**A run of records**

────

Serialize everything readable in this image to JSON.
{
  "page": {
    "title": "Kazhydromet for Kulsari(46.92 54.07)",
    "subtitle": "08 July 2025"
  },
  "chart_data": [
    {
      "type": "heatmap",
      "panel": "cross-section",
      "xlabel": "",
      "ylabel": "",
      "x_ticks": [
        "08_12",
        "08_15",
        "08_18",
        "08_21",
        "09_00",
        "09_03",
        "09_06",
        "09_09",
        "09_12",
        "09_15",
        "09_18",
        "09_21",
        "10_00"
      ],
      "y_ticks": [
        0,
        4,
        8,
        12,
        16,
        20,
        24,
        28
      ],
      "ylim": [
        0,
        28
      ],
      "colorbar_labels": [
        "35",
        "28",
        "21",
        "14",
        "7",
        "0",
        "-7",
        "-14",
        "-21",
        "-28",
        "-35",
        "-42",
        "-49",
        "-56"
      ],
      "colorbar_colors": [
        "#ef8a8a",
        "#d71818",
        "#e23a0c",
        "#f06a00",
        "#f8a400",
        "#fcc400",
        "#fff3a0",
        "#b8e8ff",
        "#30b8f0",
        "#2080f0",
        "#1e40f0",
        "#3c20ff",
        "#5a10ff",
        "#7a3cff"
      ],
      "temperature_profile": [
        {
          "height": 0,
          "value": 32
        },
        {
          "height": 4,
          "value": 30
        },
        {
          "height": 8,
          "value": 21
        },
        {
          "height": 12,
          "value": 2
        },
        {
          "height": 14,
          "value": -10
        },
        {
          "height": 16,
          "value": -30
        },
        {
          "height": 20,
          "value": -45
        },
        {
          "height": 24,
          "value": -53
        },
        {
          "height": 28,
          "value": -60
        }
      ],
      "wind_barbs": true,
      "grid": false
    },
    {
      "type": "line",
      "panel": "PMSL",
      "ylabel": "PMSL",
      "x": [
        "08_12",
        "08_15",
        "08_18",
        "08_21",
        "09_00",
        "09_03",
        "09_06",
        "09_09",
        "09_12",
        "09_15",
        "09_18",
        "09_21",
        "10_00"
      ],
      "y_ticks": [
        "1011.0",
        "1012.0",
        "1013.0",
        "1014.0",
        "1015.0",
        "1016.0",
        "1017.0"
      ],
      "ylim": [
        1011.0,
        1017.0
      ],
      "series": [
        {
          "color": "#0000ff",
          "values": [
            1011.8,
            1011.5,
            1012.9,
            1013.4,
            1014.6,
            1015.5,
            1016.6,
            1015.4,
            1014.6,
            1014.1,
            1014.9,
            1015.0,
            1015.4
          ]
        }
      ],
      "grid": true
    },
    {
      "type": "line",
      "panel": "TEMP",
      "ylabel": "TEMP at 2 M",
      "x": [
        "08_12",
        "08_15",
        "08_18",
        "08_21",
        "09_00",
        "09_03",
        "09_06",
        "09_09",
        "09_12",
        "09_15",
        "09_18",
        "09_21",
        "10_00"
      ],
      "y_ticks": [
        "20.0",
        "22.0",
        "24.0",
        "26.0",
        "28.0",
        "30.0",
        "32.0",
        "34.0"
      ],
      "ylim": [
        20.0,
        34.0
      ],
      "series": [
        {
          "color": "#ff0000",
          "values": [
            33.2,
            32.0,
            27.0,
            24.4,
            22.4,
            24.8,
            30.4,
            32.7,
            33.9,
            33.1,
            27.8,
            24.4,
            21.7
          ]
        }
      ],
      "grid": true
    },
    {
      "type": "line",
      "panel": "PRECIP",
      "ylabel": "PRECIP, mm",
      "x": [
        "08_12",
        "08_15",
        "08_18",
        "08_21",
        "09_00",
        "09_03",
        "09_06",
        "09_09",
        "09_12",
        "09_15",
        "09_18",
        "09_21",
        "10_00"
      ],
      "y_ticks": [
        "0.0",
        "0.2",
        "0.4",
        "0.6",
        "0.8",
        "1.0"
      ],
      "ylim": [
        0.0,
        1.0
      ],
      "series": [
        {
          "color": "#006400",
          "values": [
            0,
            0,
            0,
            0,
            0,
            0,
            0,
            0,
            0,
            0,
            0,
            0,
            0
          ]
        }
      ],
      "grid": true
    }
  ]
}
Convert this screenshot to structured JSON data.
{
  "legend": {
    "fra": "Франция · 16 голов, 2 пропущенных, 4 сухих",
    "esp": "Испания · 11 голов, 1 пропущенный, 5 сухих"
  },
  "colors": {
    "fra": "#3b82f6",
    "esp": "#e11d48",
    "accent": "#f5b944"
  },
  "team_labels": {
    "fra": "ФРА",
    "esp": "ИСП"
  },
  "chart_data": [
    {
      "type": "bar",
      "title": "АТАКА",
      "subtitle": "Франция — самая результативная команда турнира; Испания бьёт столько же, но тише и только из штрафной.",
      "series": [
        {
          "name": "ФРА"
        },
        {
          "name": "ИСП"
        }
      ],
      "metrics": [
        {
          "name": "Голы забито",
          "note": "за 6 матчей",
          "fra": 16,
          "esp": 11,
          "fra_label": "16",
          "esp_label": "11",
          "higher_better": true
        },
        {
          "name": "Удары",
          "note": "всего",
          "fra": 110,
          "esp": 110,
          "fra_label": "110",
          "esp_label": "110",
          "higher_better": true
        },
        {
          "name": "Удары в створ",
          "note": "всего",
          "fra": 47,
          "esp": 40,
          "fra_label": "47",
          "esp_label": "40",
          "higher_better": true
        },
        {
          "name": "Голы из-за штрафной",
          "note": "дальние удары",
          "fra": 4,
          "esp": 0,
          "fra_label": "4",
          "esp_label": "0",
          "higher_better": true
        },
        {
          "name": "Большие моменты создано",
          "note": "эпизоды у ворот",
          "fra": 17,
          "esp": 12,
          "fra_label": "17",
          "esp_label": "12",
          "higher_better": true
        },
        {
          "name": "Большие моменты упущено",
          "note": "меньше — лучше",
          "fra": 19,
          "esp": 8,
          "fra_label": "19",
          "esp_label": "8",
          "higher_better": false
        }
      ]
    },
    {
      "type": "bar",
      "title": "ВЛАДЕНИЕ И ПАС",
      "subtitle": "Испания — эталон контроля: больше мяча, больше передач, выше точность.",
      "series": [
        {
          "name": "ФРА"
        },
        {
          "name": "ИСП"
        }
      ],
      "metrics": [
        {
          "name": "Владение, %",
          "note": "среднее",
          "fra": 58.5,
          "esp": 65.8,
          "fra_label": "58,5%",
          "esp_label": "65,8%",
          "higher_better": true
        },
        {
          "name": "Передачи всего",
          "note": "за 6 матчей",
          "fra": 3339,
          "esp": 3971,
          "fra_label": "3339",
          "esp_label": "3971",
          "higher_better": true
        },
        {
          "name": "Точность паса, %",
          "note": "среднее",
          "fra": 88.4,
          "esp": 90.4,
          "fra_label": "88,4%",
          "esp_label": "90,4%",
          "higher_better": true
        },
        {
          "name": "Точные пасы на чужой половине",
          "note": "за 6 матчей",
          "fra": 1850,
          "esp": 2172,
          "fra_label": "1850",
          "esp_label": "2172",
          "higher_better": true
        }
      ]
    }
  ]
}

────

**STATED TASK**
Word for word, quote all of the data above.

**TASK OUTPUT**
Serialize everything readable in this image to JSON.
{
  "page": {
    "title": "Kazhydromet for Kulsari(46.92 54.07)",
    "subtitle": "08 July 2025"
  },
  "chart_data": [
    {
      "type": "heatmap",
      "panel": "cross-section",
      "xlabel": "",
      "ylabel": "",
      "x_ticks": [
        "08_12",
        "08_15",
        "08_18",
        "08_21",
        "09_00",
        "09_03",
        "09_06",
        "09_09",
        "09_12",
        "09_15",
        "09_18",
        "09_21",
        "10_00"
      ],
      "y_ticks": [
        0,
        4,
        8,
        12,
        16,
        20,
        24,
        28
      ],
      "ylim": [
        0,
        28
      ],
      "colorbar_labels": [
        "35",
        "28",
        "21",
        "14",
        "7",
        "0",
        "-7",
        "-14",
        "-21",
        "-28",
        "-35",
        "-42",
        "-49",
        "-56"
      ],
      "colorbar_colors": [
        "#ef8a8a",
        "#d71818",
        "#e23a0c",
        "#f06a00",
        "#f8a400",
        "#fcc400",
        "#fff3a0",
        "#b8e8ff",
        "#30b8f0",
        "#2080f0",
        "#1e40f0",
        "#3c20ff",
        "#5a10ff",
        "#7a3cff"
      ],
      "temperature_profile": [
        {
          "height": 0,
          "value": 32
        },
        {
          "height": 4,
          "value": 30
        },
        {
          "height": 8,
          "value": 21
        },
        {
          "height": 12,
          "value": 2
        },
        {
          "height": 14,
          "value": -10
        },
        {
          "height": 16,
          "value": -30
        },
        {
          "height": 20,
          "value": -45
        },
        {
          "height": 24,
          "value": -53
        },
        {
          "height": 28,
          "value": -60
        }
      ],
      "wind_barbs": true,
      "grid": false
    },
    {
      "type": "line",
      "panel": "PMSL",
      "ylabel": "PMSL",
      "x": [
        "08_12",
        "08_15",
        "08_18",
        "08_21",
        "09_00",
        "09_03",
        "09_06",
        "09_09",
        "09_12",
        "09_15",
        "09_18",
        "09_21",
        "10_00"
      ],
      "y_ticks": [
        "1011.0",
        "1012.0",
        "1013.0",
        "1014.0",
        "1015.0",
        "1016.0",
        "1017.0"
      ],
      "ylim": [
        1011.0,
        1017.0
      ],
      "series": [
        {
          "color": "#0000ff",
          "values": [
            1011.8,
            1011.5,
            1012.9,
            1013.4,
            1014.6,
            1015.5,
            1016.6,
            1015.4,
            1014.6,
            1014.1,
            1014.9,
            1015.0,
            1015.4
          ]
        }
      ],
      "grid": true
    },
    {
      "type": "line",
      "panel": "TEMP",
      "ylabel": "TEMP at 2 M",
      "x": [
        "08_12",
        "08_15",
        "08_18",
        "08_21",
        "09_00",
        "09_03",
        "09_06",
        "09_09",
        "09_12",
        "09_15",
        "09_18",
        "09_21",
        "10_00"
      ],
      "y_ticks": [
        "20.0",
        "22.0",
        "24.0",
        "26.0",
        "28.0",
        "30.0",
        "32.0",
        "34.0"
      ],
      "ylim": [
        20.0,
        34.0
      ],
      "series": [
        {
          "color": "#ff0000",
          "values": [
            33.2,
            32.0,
            27.0,
            24.4,
            22.4,
            24.8,
            30.4,
            32.7,
            33.9,
            33.1,
            27.8,
            24.4,
            21.7
          ]
        }
      ],
      "grid": true
    },
    {
      "type": "line",
      "panel": "PRECIP",
      "ylabel": "PRECIP, mm",
      "x": [
        "08_12",
        "08_15",
        "08_18",
        "08_21",
        "09_00",
        "09_03",
        "09_06",
        "09_09",
        "09_12",
        "09_15",
        "09_18",
        "09_21",
        "10_00"
      ],
      "y_ticks": [
        "0.0",
        "0.2",
        "0.4",
        "0.6",
        "0.8",
        "1.0"
      ],
      "ylim": [
        0.0,
        1.0
      ],
      "series": [
        {
          "color": "#006400",
          "values": [
            0,
            0,
            0,
            0,
            0,
            0,
            0,
            0,
            0,
            0,
            0,
            0,
            0
          ]
        }
      ],
      "grid": true
    }
  ]
}
Convert this screenshot to structured JSON data.
{
  "legend": {
    "fra": "Франция · 16 голов, 2 пропущенных, 4 сухих",
    "esp": "Испания · 11 голов, 1 пропущенный, 5 сухих"
  },
  "colors": {
    "fra": "#3b82f6",
    "esp": "#e11d48",
    "accent": "#f5b944"
  },
  "team_labels": {
    "fra": "ФРА",
    "esp": "ИСП"
  },
  "chart_data": [
    {
      "type": "bar",
      "title": "АТАКА",
      "subtitle": "Франция — самая результативная команда турнира; Испания бьёт столько же, но тише и только из штрафной.",
      "series": [
        {
          "name": "ФРА"
        },
        {
          "name": "ИСП"
        }
      ],
      "metrics": [
        {
          "name": "Голы забито",
          "note": "за 6 матчей",
          "fra": 16,
          "esp": 11,
          "fra_label": "16",
          "esp_label": "11",
          "higher_better": true
        },
        {
          "name": "Удары",
          "note": "всего",
          "fra": 110,
          "esp": 110,
          "fra_label": "110",
          "esp_label": "110",
          "higher_better": true
        },
        {
          "name": "Удары в створ",
          "note": "всего",
          "fra": 47,
          "esp": 40,
          "fra_label": "47",
          "esp_label": "40",
          "higher_better": true
        },
        {
          "name": "Голы из-за штрафной",
          "note": "дальние удары",
          "fra": 4,
          "esp": 0,
          "fra_label": "4",
          "esp_label": "0",
          "higher_better": true
        },
        {
          "name": "Большие моменты создано",
          "note": "эпизоды у ворот",
          "fra": 17,
          "esp": 12,
          "fra_label": "17",
          "esp_label": "12",
          "higher_better": true
        },
        {
          "name": "Большие моменты упущено",
          "note": "меньше — лучше",
          "fra": 19,
          "esp": 8,
          "fra_label": "19",
          "esp_label": "8",
          "higher_better": false
        }
      ]
    },
    {
      "type": "bar",
      "title": "ВЛАДЕНИЕ И ПАС",
      "subtitle": "Испания — эталон контроля: больше мяча, больше передач, выше точность.",
      "series": [
        {
          "name": "ФРА"
        },
        {
          "name": "ИСП"
        }
      ],
      "metrics": [
        {
          "name": "Владение, %",
          "note": "среднее",
          "fra": 58.5,
          "esp": 65.8,
          "fra_label": "58,5%",
          "esp_label": "65,8%",
          "higher_better": true
        },
        {
          "name": "Передачи всего",
          "note": "за 6 матчей",
          "fra": 3339,
          "esp": 3971,
          "fra_label": "3339",
          "esp_label": "3971",
          "higher_better": true
        },
        {
          "name": "Точность паса, %",
          "note": "среднее",
          "fra": 88.4,
          "esp": 90.4,
          "fra_label": "88,4%",
          "esp_label": "90,4%",
          "higher_better": true
        },
        {
          "name": "Точные пасы на чужой половине",
          "note": "за 6 матчей",
          "fra": 1850,
          "esp": 2172,
          "fra_label": "1850",
          "esp_label": "2172",
          "higher_better": true
        }
      ]
    }
  ]
}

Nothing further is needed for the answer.